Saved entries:
==*==
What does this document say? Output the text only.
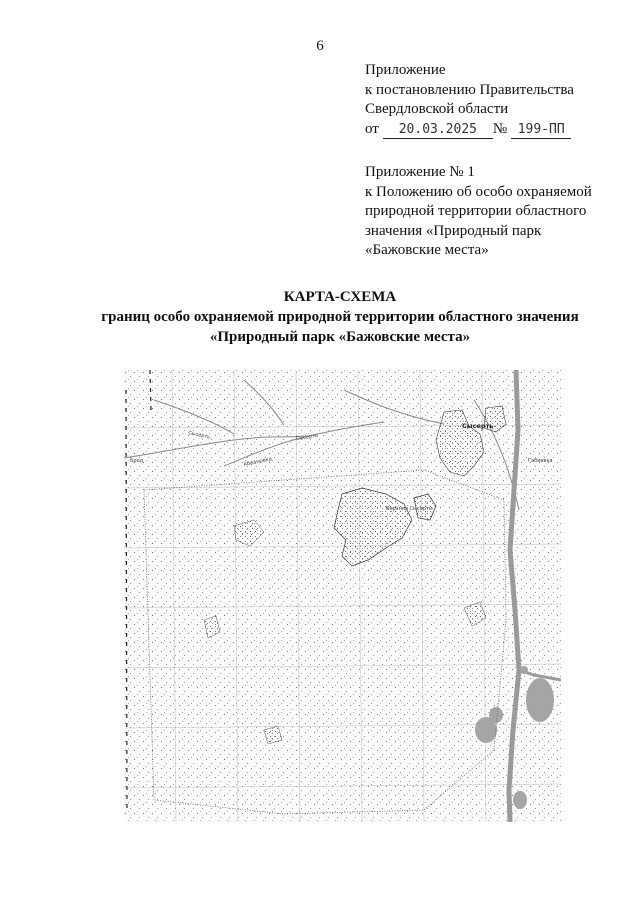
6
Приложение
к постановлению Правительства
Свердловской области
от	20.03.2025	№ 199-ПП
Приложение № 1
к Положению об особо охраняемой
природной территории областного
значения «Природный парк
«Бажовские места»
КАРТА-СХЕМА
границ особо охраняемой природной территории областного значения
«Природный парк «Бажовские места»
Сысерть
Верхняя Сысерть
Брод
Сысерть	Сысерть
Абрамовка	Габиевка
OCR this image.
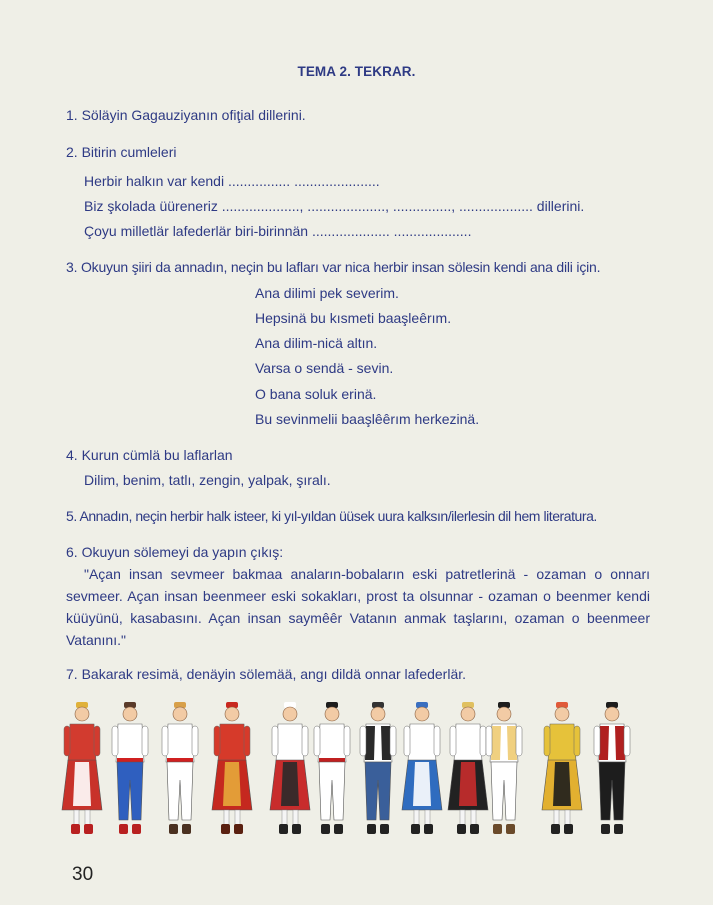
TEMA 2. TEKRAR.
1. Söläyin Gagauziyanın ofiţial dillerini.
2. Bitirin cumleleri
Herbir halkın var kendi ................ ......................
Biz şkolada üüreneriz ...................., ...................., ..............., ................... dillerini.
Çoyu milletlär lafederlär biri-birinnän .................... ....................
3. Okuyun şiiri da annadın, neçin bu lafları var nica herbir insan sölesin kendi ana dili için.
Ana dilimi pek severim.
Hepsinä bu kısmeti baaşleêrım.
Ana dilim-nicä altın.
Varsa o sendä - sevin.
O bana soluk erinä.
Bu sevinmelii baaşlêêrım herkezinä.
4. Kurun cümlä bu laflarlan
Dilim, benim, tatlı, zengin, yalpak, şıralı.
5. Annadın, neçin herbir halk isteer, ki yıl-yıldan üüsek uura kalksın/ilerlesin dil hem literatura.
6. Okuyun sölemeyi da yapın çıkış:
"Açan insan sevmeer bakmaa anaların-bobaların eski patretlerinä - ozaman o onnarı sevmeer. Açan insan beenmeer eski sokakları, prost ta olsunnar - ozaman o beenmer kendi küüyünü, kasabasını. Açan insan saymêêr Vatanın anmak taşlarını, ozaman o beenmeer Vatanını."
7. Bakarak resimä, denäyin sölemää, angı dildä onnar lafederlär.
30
==*==
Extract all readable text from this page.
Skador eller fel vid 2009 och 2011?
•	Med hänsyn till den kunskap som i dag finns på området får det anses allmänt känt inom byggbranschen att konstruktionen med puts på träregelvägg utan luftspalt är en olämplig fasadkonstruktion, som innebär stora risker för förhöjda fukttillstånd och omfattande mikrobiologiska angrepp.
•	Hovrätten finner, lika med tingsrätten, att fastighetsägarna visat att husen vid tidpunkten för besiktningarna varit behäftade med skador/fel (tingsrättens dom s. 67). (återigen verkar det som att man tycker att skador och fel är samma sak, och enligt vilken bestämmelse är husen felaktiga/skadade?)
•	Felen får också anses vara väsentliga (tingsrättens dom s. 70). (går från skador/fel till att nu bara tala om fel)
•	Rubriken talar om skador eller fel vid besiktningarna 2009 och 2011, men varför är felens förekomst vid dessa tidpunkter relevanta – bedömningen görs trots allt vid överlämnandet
==*==
▸ Aim of the exercise:
Identify the lines that hold the word "this". Copy every one of them.

▸ Task solution:
What does this document say? Output the text only.
OCR this image.
Extract all readable text from this page.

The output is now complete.